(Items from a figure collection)
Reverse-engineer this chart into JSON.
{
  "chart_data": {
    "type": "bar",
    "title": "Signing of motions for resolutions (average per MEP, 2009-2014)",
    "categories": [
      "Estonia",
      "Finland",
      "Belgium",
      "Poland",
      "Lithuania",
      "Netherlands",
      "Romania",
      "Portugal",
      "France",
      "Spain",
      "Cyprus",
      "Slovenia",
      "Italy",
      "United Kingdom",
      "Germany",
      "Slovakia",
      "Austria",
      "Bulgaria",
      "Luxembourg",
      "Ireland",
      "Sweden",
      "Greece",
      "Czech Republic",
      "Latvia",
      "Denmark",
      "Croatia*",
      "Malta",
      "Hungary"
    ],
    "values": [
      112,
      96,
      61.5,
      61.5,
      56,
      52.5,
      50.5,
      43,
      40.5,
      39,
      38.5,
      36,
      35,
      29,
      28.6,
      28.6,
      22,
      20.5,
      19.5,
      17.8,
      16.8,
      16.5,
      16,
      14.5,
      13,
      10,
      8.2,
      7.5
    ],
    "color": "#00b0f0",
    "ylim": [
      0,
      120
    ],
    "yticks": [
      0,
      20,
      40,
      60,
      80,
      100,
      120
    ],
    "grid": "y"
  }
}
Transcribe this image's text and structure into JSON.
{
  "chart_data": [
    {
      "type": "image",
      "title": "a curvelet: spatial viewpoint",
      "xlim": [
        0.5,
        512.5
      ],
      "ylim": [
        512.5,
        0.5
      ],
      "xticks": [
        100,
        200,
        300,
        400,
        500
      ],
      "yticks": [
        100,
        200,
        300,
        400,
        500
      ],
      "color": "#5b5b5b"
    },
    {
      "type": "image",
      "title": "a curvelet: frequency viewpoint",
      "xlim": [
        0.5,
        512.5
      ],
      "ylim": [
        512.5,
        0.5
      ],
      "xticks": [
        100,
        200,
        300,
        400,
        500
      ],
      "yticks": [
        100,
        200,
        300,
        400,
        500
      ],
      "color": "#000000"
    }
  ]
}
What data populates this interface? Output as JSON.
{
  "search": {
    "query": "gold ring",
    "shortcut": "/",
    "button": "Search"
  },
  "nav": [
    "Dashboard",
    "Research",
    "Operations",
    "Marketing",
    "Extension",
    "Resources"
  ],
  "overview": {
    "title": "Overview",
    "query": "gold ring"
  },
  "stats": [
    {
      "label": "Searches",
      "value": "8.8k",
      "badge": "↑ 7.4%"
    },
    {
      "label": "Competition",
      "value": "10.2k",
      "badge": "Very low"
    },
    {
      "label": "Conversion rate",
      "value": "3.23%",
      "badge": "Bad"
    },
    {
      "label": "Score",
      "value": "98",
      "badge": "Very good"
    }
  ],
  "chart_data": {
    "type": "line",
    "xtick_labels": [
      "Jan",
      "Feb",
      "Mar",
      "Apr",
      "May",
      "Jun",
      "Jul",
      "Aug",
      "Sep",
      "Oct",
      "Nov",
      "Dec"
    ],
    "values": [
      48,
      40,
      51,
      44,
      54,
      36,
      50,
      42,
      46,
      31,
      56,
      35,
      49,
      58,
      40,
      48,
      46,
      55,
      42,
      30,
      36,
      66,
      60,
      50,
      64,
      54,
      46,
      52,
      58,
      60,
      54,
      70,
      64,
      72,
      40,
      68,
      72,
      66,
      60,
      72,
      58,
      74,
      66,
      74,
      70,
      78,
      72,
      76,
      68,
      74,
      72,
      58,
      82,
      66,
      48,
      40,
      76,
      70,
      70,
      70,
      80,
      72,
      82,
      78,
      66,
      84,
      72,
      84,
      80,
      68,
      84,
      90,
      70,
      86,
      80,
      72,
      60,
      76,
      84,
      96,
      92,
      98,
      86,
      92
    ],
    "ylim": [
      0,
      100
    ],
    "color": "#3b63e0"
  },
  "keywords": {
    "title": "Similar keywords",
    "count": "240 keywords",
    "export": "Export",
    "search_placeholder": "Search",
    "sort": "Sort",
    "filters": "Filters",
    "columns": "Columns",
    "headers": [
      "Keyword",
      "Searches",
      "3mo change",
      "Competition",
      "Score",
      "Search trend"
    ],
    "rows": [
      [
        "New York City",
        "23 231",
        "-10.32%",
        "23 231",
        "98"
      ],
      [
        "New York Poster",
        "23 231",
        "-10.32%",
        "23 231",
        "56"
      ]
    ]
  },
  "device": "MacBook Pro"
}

→ WRITTEN EXERCISE:
The records above should be returned exactly.

→ SOLUTION FOR THIS TASK:
Reverse-engineer this chart into JSON.
{
  "chart_data": {
    "type": "bar",
    "title": "Signing of motions for resolutions (average per MEP, 2009-2014)",
    "categories": [
      "Estonia",
      "Finland",
      "Belgium",
      "Poland",
      "Lithuania",
      "Netherlands",
      "Romania",
      "Portugal",
      "France",
      "Spain",
      "Cyprus",
      "Slovenia",
      "Italy",
      "United Kingdom",
      "Germany",
      "Slovakia",
      "Austria",
      "Bulgaria",
      "Luxembourg",
      "Ireland",
      "Sweden",
      "Greece",
      "Czech Republic",
      "Latvia",
      "Denmark",
      "Croatia*",
      "Malta",
      "Hungary"
    ],
    "values": [
      112,
      96,
      61.5,
      61.5,
      56,
      52.5,
      50.5,
      43,
      40.5,
      39,
      38.5,
      36,
      35,
      29,
      28.6,
      28.6,
      22,
      20.5,
      19.5,
      17.8,
      16.8,
      16.5,
      16,
      14.5,
      13,
      10,
      8.2,
      7.5
    ],
    "color": "#00b0f0",
    "ylim": [
      0,
      120
    ],
    "yticks": [
      0,
      20,
      40,
      60,
      80,
      100,
      120
    ],
    "grid": "y"
  }
}
Transcribe this image's text and structure into JSON.
{
  "chart_data": [
    {
      "type": "image",
      "title": "a curvelet: spatial viewpoint",
      "xlim": [
        0.5,
        512.5
      ],
      "ylim": [
        512.5,
        0.5
      ],
      "xticks": [
        100,
        200,
        300,
        400,
        500
      ],
      "yticks": [
        100,
        200,
        300,
        400,
        500
      ],
      "color": "#5b5b5b"
    },
    {
      "type": "image",
      "title": "a curvelet: frequency viewpoint",
      "xlim": [
        0.5,
        512.5
      ],
      "ylim": [
        512.5,
        0.5
      ],
      "xticks": [
        100,
        200,
        300,
        400,
        500
      ],
      "yticks": [
        100,
        200,
        300,
        400,
        500
      ],
      "color": "#000000"
    }
  ]
}
What data populates this interface? Output as JSON.
{
  "search": {
    "query": "gold ring",
    "shortcut": "/",
    "button": "Search"
  },
  "nav": [
    "Dashboard",
    "Research",
    "Operations",
    "Marketing",
    "Extension",
    "Resources"
  ],
  "overview": {
    "title": "Overview",
    "query": "gold ring"
  },
  "stats": [
    {
      "label": "Searches",
      "value": "8.8k",
      "badge": "↑ 7.4%"
    },
    {
      "label": "Competition",
      "value": "10.2k",
      "badge": "Very low"
    },
    {
      "label": "Conversion rate",
      "value": "3.23%",
      "badge": "Bad"
    },
    {
      "label": "Score",
      "value": "98",
      "badge": "Very good"
    }
  ],
  "chart_data": {
    "type": "line",
    "xtick_labels": [
      "Jan",
      "Feb",
      "Mar",
      "Apr",
      "May",
      "Jun",
      "Jul",
      "Aug",
      "Sep",
      "Oct",
      "Nov",
      "Dec"
    ],
    "values": [
      48,
      40,
      51,
      44,
      54,
      36,
      50,
      42,
      46,
      31,
      56,
      35,
      49,
      58,
      40,
      48,
      46,
      55,
      42,
      30,
      36,
      66,
      60,
      50,
      64,
      54,
      46,
      52,
      58,
      60,
      54,
      70,
      64,
      72,
      40,
      68,
      72,
      66,
      60,
      72,
      58,
      74,
      66,
      74,
      70,
      78,
      72,
      76,
      68,
      74,
      72,
      58,
      82,
      66,
      48,
      40,
      76,
      70,
      70,
      70,
      80,
      72,
      82,
      78,
      66,
      84,
      72,
      84,
      80,
      68,
      84,
      90,
      70,
      86,
      80,
      72,
      60,
      76,
      84,
      96,
      92,
      98,
      86,
      92
    ],
    "ylim": [
      0,
      100
    ],
    "color": "#3b63e0"
  },
  "keywords": {
    "title": "Similar keywords",
    "count": "240 keywords",
    "export": "Export",
    "search_placeholder": "Search",
    "sort": "Sort",
    "filters": "Filters",
    "columns": "Columns",
    "headers": [
      "Keyword",
      "Searches",
      "3mo change",
      "Competition",
      "Score",
      "Search trend"
    ],
    "rows": [
      [
        "New York City",
        "23 231",
        "-10.32%",
        "23 231",
        "98"
      ],
      [
        "New York Poster",
        "23 231",
        "-10.32%",
        "23 231",
        "56"
      ]
    ]
  },
  "device": "MacBook Pro"
}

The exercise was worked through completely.